Objective >> Provide an exact reproduction of every entry.

Input for this task >>
┄┄┄┄┄┄
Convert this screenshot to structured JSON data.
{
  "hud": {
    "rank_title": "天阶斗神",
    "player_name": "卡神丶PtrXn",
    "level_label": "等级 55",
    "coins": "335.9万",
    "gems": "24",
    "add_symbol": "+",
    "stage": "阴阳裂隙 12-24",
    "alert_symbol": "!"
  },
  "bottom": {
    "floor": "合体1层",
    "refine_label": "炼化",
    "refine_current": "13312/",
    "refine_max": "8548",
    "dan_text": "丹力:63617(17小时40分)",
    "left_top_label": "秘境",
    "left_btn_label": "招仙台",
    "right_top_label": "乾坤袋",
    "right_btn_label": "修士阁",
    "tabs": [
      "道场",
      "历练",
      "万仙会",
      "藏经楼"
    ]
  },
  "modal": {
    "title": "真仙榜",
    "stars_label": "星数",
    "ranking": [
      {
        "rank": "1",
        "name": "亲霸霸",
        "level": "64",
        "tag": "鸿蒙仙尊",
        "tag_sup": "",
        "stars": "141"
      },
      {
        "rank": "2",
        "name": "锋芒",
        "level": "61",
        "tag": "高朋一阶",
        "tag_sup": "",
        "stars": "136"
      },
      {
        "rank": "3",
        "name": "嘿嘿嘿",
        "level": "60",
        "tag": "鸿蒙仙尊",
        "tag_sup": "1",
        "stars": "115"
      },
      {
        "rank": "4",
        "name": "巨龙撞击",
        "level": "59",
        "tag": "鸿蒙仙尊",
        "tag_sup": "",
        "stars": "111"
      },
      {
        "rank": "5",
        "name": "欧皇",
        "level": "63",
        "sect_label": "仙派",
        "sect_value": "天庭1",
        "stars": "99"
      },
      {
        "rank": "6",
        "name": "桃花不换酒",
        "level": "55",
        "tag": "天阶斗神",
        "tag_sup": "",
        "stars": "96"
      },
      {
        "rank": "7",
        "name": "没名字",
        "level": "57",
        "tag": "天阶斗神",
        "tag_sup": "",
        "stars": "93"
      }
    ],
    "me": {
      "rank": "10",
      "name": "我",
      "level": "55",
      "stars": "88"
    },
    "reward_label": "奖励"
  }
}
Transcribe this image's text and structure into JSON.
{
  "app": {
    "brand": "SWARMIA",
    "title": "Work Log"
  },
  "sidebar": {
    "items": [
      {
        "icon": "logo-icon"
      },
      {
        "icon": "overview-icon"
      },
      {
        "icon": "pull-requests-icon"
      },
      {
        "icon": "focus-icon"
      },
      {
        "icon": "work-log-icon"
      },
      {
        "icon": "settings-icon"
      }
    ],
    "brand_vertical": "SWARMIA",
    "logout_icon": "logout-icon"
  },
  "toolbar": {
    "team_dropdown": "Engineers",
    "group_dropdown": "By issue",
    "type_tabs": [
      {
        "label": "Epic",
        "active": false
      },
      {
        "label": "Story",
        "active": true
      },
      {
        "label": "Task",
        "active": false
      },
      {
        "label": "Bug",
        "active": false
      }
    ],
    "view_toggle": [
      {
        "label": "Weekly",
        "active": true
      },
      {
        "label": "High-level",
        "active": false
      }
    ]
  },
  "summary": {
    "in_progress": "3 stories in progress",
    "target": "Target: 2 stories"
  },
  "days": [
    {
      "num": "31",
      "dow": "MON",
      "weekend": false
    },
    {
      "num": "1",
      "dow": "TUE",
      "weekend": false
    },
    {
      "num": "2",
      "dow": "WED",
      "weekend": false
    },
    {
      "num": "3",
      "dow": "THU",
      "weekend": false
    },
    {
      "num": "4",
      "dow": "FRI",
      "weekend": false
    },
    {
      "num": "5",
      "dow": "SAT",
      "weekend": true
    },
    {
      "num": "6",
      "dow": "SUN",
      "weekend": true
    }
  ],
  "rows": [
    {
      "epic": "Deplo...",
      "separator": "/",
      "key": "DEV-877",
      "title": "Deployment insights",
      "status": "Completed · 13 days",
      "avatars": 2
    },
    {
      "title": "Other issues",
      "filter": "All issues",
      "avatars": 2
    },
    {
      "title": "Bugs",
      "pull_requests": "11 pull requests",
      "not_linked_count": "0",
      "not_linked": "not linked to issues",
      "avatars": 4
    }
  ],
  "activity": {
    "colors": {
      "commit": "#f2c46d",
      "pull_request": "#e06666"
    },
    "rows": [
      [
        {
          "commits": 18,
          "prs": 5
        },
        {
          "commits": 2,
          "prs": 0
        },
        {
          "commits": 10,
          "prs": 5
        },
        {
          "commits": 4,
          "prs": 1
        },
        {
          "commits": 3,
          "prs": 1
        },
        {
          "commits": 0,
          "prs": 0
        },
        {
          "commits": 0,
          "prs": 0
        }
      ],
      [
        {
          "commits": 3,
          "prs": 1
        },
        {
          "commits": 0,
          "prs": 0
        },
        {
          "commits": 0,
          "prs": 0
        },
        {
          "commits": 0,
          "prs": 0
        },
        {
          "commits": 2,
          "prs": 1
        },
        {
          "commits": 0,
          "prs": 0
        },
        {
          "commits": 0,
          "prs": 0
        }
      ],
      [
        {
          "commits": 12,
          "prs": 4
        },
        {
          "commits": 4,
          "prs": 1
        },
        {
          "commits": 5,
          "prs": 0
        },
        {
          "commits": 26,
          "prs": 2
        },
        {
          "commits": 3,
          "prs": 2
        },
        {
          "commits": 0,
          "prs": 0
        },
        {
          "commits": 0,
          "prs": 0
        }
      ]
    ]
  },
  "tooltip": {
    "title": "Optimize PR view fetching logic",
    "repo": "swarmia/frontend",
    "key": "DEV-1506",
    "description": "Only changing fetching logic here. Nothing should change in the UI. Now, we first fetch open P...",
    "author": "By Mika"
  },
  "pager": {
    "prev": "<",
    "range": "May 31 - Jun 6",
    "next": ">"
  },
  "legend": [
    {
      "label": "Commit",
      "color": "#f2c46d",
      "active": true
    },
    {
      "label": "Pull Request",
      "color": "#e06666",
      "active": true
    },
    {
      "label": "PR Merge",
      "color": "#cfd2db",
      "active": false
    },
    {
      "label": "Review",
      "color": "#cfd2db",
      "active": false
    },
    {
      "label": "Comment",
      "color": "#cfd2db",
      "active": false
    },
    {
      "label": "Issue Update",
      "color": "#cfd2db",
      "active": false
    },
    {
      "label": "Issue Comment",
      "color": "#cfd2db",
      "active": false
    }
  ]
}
┄┄┄┄┄┄
Complete answer >>
Convert this screenshot to structured JSON data.
{
  "hud": {
    "rank_title": "天阶斗神",
    "player_name": "卡神丶PtrXn",
    "level_label": "等级 55",
    "coins": "335.9万",
    "gems": "24",
    "add_symbol": "+",
    "stage": "阴阳裂隙 12-24",
    "alert_symbol": "!"
  },
  "bottom": {
    "floor": "合体1层",
    "refine_label": "炼化",
    "refine_current": "13312/",
    "refine_max": "8548",
    "dan_text": "丹力:63617(17小时40分)",
    "left_top_label": "秘境",
    "left_btn_label": "招仙台",
    "right_top_label": "乾坤袋",
    "right_btn_label": "修士阁",
    "tabs": [
      "道场",
      "历练",
      "万仙会",
      "藏经楼"
    ]
  },
  "modal": {
    "title": "真仙榜",
    "stars_label": "星数",
    "ranking": [
      {
        "rank": "1",
        "name": "亲霸霸",
        "level": "64",
        "tag": "鸿蒙仙尊",
        "tag_sup": "",
        "stars": "141"
      },
      {
        "rank": "2",
        "name": "锋芒",
        "level": "61",
        "tag": "高朋一阶",
        "tag_sup": "",
        "stars": "136"
      },
      {
        "rank": "3",
        "name": "嘿嘿嘿",
        "level": "60",
        "tag": "鸿蒙仙尊",
        "tag_sup": "1",
        "stars": "115"
      },
      {
        "rank": "4",
        "name": "巨龙撞击",
        "level": "59",
        "tag": "鸿蒙仙尊",
        "tag_sup": "",
        "stars": "111"
      },
      {
        "rank": "5",
        "name": "欧皇",
        "level": "63",
        "sect_label": "仙派",
        "sect_value": "天庭1",
        "stars": "99"
      },
      {
        "rank": "6",
        "name": "桃花不换酒",
        "level": "55",
        "tag": "天阶斗神",
        "tag_sup": "",
        "stars": "96"
      },
      {
        "rank": "7",
        "name": "没名字",
        "level": "57",
        "tag": "天阶斗神",
        "tag_sup": "",
        "stars": "93"
      }
    ],
    "me": {
      "rank": "10",
      "name": "我",
      "level": "55",
      "stars": "88"
    },
    "reward_label": "奖励"
  }
}
Transcribe this image's text and structure into JSON.
{
  "app": {
    "brand": "SWARMIA",
    "title": "Work Log"
  },
  "sidebar": {
    "items": [
      {
        "icon": "logo-icon"
      },
      {
        "icon": "overview-icon"
      },
      {
        "icon": "pull-requests-icon"
      },
      {
        "icon": "focus-icon"
      },
      {
        "icon": "work-log-icon"
      },
      {
        "icon": "settings-icon"
      }
    ],
    "brand_vertical": "SWARMIA",
    "logout_icon": "logout-icon"
  },
  "toolbar": {
    "team_dropdown": "Engineers",
    "group_dropdown": "By issue",
    "type_tabs": [
      {
        "label": "Epic",
        "active": false
      },
      {
        "label": "Story",
        "active": true
      },
      {
        "label": "Task",
        "active": false
      },
      {
        "label": "Bug",
        "active": false
      }
    ],
    "view_toggle": [
      {
        "label": "Weekly",
        "active": true
      },
      {
        "label": "High-level",
        "active": false
      }
    ]
  },
  "summary": {
    "in_progress": "3 stories in progress",
    "target": "Target: 2 stories"
  },
  "days": [
    {
      "num": "31",
      "dow": "MON",
      "weekend": false
    },
    {
      "num": "1",
      "dow": "TUE",
      "weekend": false
    },
    {
      "num": "2",
      "dow": "WED",
      "weekend": false
    },
    {
      "num": "3",
      "dow": "THU",
      "weekend": false
    },
    {
      "num": "4",
      "dow": "FRI",
      "weekend": false
    },
    {
      "num": "5",
      "dow": "SAT",
      "weekend": true
    },
    {
      "num": "6",
      "dow": "SUN",
      "weekend": true
    }
  ],
  "rows": [
    {
      "epic": "Deplo...",
      "separator": "/",
      "key": "DEV-877",
      "title": "Deployment insights",
      "status": "Completed · 13 days",
      "avatars": 2
    },
    {
      "title": "Other issues",
      "filter": "All issues",
      "avatars": 2
    },
    {
      "title": "Bugs",
      "pull_requests": "11 pull requests",
      "not_linked_count": "0",
      "not_linked": "not linked to issues",
      "avatars": 4
    }
  ],
  "activity": {
    "colors": {
      "commit": "#f2c46d",
      "pull_request": "#e06666"
    },
    "rows": [
      [
        {
          "commits": 18,
          "prs": 5
        },
        {
          "commits": 2,
          "prs": 0
        },
        {
          "commits": 10,
          "prs": 5
        },
        {
          "commits": 4,
          "prs": 1
        },
        {
          "commits": 3,
          "prs": 1
        },
        {
          "commits": 0,
          "prs": 0
        },
        {
          "commits": 0,
          "prs": 0
        }
      ],
      [
        {
          "commits": 3,
          "prs": 1
        },
        {
          "commits": 0,
          "prs": 0
        },
        {
          "commits": 0,
          "prs": 0
        },
        {
          "commits": 0,
          "prs": 0
        },
        {
          "commits": 2,
          "prs": 1
        },
        {
          "commits": 0,
          "prs": 0
        },
        {
          "commits": 0,
          "prs": 0
        }
      ],
      [
        {
          "commits": 12,
          "prs": 4
        },
        {
          "commits": 4,
          "prs": 1
        },
        {
          "commits": 5,
          "prs": 0
        },
        {
          "commits": 26,
          "prs": 2
        },
        {
          "commits": 3,
          "prs": 2
        },
        {
          "commits": 0,
          "prs": 0
        },
        {
          "commits": 0,
          "prs": 0
        }
      ]
    ]
  },
  "tooltip": {
    "title": "Optimize PR view fetching logic",
    "repo": "swarmia/frontend",
    "key": "DEV-1506",
    "description": "Only changing fetching logic here. Nothing should change in the UI. Now, we first fetch open P...",
    "author": "By Mika"
  },
  "pager": {
    "prev": "<",
    "range": "May 31 - Jun 6",
    "next": ">"
  },
  "legend": [
    {
      "label": "Commit",
      "color": "#f2c46d",
      "active": true
    },
    {
      "label": "Pull Request",
      "color": "#e06666",
      "active": true
    },
    {
      "label": "PR Merge",
      "color": "#cfd2db",
      "active": false
    },
    {
      "label": "Review",
      "color": "#cfd2db",
      "active": false
    },
    {
      "label": "Comment",
      "color": "#cfd2db",
      "active": false
    },
    {
      "label": "Issue Update",
      "color": "#cfd2db",
      "active": false
    },
    {
      "label": "Issue Comment",
      "color": "#cfd2db",
      "active": false
    }
  ]
}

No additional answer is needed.